(Source data)

+--

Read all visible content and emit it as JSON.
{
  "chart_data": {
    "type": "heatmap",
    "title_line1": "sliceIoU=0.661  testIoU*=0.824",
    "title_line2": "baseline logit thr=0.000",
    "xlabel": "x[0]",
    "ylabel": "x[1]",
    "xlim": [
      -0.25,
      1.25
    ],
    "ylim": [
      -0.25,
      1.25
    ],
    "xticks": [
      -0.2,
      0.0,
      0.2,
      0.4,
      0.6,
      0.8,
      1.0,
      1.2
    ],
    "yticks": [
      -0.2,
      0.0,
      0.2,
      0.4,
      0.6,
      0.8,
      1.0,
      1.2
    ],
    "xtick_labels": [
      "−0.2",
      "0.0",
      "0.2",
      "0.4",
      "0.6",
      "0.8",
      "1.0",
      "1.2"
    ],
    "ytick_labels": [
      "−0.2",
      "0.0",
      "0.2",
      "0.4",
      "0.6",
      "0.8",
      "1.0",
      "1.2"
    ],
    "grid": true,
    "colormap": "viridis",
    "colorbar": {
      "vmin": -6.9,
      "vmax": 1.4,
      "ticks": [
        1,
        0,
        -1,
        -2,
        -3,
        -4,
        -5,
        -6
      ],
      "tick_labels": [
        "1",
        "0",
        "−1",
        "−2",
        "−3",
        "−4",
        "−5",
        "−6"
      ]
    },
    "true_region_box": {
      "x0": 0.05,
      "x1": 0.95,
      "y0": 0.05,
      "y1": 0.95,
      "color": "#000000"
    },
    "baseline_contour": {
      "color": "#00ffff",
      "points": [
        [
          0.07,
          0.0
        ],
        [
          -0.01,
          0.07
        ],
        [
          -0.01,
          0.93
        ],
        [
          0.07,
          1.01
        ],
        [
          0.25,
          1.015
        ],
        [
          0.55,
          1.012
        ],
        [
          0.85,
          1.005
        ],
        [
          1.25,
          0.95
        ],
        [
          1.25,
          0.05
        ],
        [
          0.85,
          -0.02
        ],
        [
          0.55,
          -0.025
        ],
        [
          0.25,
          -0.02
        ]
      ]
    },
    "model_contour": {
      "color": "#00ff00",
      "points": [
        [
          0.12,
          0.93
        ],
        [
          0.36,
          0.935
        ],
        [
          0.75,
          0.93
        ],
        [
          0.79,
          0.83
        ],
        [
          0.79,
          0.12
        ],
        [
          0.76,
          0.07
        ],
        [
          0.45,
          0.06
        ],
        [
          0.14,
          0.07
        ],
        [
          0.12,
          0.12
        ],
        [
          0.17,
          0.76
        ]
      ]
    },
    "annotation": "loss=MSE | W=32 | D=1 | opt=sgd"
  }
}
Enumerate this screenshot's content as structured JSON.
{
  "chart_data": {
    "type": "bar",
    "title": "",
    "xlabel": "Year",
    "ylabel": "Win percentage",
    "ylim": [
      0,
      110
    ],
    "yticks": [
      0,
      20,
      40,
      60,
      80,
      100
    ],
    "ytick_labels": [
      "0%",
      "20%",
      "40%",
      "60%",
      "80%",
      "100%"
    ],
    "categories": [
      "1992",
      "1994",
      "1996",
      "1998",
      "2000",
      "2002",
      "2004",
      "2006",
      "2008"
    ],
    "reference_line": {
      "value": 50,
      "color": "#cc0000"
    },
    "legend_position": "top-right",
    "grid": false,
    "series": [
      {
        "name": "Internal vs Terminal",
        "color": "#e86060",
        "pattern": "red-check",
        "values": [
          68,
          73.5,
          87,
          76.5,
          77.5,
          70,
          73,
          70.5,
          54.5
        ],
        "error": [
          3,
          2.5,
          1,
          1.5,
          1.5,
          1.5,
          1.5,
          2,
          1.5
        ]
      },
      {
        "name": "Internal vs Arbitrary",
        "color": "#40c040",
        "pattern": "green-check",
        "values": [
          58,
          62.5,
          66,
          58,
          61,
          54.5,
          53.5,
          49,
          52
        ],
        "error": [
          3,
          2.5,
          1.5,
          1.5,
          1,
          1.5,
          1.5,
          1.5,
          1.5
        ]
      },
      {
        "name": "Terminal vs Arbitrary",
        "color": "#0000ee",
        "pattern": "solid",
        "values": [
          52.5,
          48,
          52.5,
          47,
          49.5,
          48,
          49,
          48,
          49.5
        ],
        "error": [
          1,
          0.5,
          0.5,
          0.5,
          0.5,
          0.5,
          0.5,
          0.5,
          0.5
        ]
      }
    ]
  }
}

+--

**Task objective:** The whole listing above needs to be written out again exactly.

**Exercise response:**
Read all visible content and emit it as JSON.
{
  "chart_data": {
    "type": "heatmap",
    "title_line1": "sliceIoU=0.661  testIoU*=0.824",
    "title_line2": "baseline logit thr=0.000",
    "xlabel": "x[0]",
    "ylabel": "x[1]",
    "xlim": [
      -0.25,
      1.25
    ],
    "ylim": [
      -0.25,
      1.25
    ],
    "xticks": [
      -0.2,
      0.0,
      0.2,
      0.4,
      0.6,
      0.8,
      1.0,
      1.2
    ],
    "yticks": [
      -0.2,
      0.0,
      0.2,
      0.4,
      0.6,
      0.8,
      1.0,
      1.2
    ],
    "xtick_labels": [
      "−0.2",
      "0.0",
      "0.2",
      "0.4",
      "0.6",
      "0.8",
      "1.0",
      "1.2"
    ],
    "ytick_labels": [
      "−0.2",
      "0.0",
      "0.2",
      "0.4",
      "0.6",
      "0.8",
      "1.0",
      "1.2"
    ],
    "grid": true,
    "colormap": "viridis",
    "colorbar": {
      "vmin": -6.9,
      "vmax": 1.4,
      "ticks": [
        1,
        0,
        -1,
        -2,
        -3,
        -4,
        -5,
        -6
      ],
      "tick_labels": [
        "1",
        "0",
        "−1",
        "−2",
        "−3",
        "−4",
        "−5",
        "−6"
      ]
    },
    "true_region_box": {
      "x0": 0.05,
      "x1": 0.95,
      "y0": 0.05,
      "y1": 0.95,
      "color": "#000000"
    },
    "baseline_contour": {
      "color": "#00ffff",
      "points": [
        [
          0.07,
          0.0
        ],
        [
          -0.01,
          0.07
        ],
        [
          -0.01,
          0.93
        ],
        [
          0.07,
          1.01
        ],
        [
          0.25,
          1.015
        ],
        [
          0.55,
          1.012
        ],
        [
          0.85,
          1.005
        ],
        [
          1.25,
          0.95
        ],
        [
          1.25,
          0.05
        ],
        [
          0.85,
          -0.02
        ],
        [
          0.55,
          -0.025
        ],
        [
          0.25,
          -0.02
        ]
      ]
    },
    "model_contour": {
      "color": "#00ff00",
      "points": [
        [
          0.12,
          0.93
        ],
        [
          0.36,
          0.935
        ],
        [
          0.75,
          0.93
        ],
        [
          0.79,
          0.83
        ],
        [
          0.79,
          0.12
        ],
        [
          0.76,
          0.07
        ],
        [
          0.45,
          0.06
        ],
        [
          0.14,
          0.07
        ],
        [
          0.12,
          0.12
        ],
        [
          0.17,
          0.76
        ]
      ]
    },
    "annotation": "loss=MSE | W=32 | D=1 | opt=sgd"
  }
}
Enumerate this screenshot's content as structured JSON.
{
  "chart_data": {
    "type": "bar",
    "title": "",
    "xlabel": "Year",
    "ylabel": "Win percentage",
    "ylim": [
      0,
      110
    ],
    "yticks": [
      0,
      20,
      40,
      60,
      80,
      100
    ],
    "ytick_labels": [
      "0%",
      "20%",
      "40%",
      "60%",
      "80%",
      "100%"
    ],
    "categories": [
      "1992",
      "1994",
      "1996",
      "1998",
      "2000",
      "2002",
      "2004",
      "2006",
      "2008"
    ],
    "reference_line": {
      "value": 50,
      "color": "#cc0000"
    },
    "legend_position": "top-right",
    "grid": false,
    "series": [
      {
        "name": "Internal vs Terminal",
        "color": "#e86060",
        "pattern": "red-check",
        "values": [
          68,
          73.5,
          87,
          76.5,
          77.5,
          70,
          73,
          70.5,
          54.5
        ],
        "error": [
          3,
          2.5,
          1,
          1.5,
          1.5,
          1.5,
          1.5,
          2,
          1.5
        ]
      },
      {
        "name": "Internal vs Arbitrary",
        "color": "#40c040",
        "pattern": "green-check",
        "values": [
          58,
          62.5,
          66,
          58,
          61,
          54.5,
          53.5,
          49,
          52
        ],
        "error": [
          3,
          2.5,
          1.5,
          1.5,
          1,
          1.5,
          1.5,
          1.5,
          1.5
        ]
      },
      {
        "name": "Terminal vs Arbitrary",
        "color": "#0000ee",
        "pattern": "solid",
        "values": [
          52.5,
          48,
          52.5,
          47,
          49.5,
          48,
          49,
          48,
          49.5
        ],
        "error": [
          1,
          0.5,
          0.5,
          0.5,
          0.5,
          0.5,
          0.5,
          0.5,
          0.5
        ]
      }
    ]
  }
}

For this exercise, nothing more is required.